» **The task**: Return the records word for word. Any pictures in them are not part of the copy.

+++ Dataset excerpts

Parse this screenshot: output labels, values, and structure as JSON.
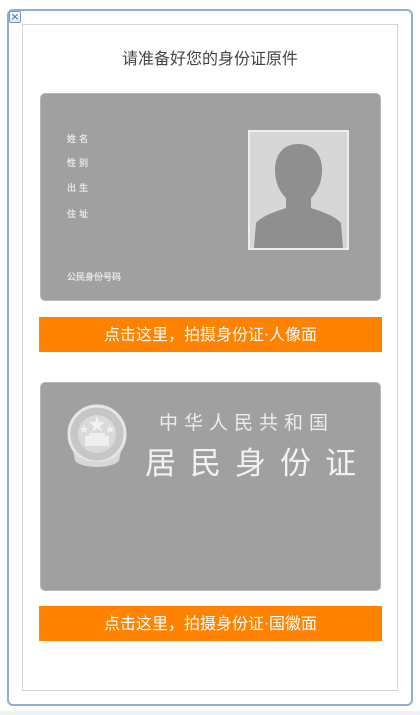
{
  "dialog": {
    "close_glyph": "×",
    "title": "请准备好您的身份证原件"
  },
  "front_card": {
    "fields": [
      "姓 名",
      "性 别",
      "出 生",
      "住 址"
    ],
    "id_number_label": "公民身份号码",
    "photo_icon": "person-silhouette-icon",
    "action_label": "点击这里，拍摄身份证·人像面"
  },
  "back_card": {
    "emblem_icon": "national-emblem-icon",
    "country": "中华人民共和国",
    "document_type": "居民身份证",
    "action_label": "点击这里，拍摄身份证·国徽面"
  },
  "colors": {
    "card_gray": "#a0a0a0",
    "action_orange": "#ff8200",
    "frame_blue": "#8fb0d4"
  }
}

++++++

» **The response**:
Parse this screenshot: output labels, values, and structure as JSON.
{
  "dialog": {
    "close_glyph": "×",
    "title": "请准备好您的身份证原件"
  },
  "front_card": {
    "fields": [
      "姓 名",
      "性 别",
      "出 生",
      "住 址"
    ],
    "id_number_label": "公民身份号码",
    "photo_icon": "person-silhouette-icon",
    "action_label": "点击这里，拍摄身份证·人像面"
  },
  "back_card": {
    "emblem_icon": "national-emblem-icon",
    "country": "中华人民共和国",
    "document_type": "居民身份证",
    "action_label": "点击这里，拍摄身份证·国徽面"
  },
  "colors": {
    "card_gray": "#a0a0a0",
    "action_orange": "#ff8200",
    "frame_blue": "#8fb0d4"
  }
}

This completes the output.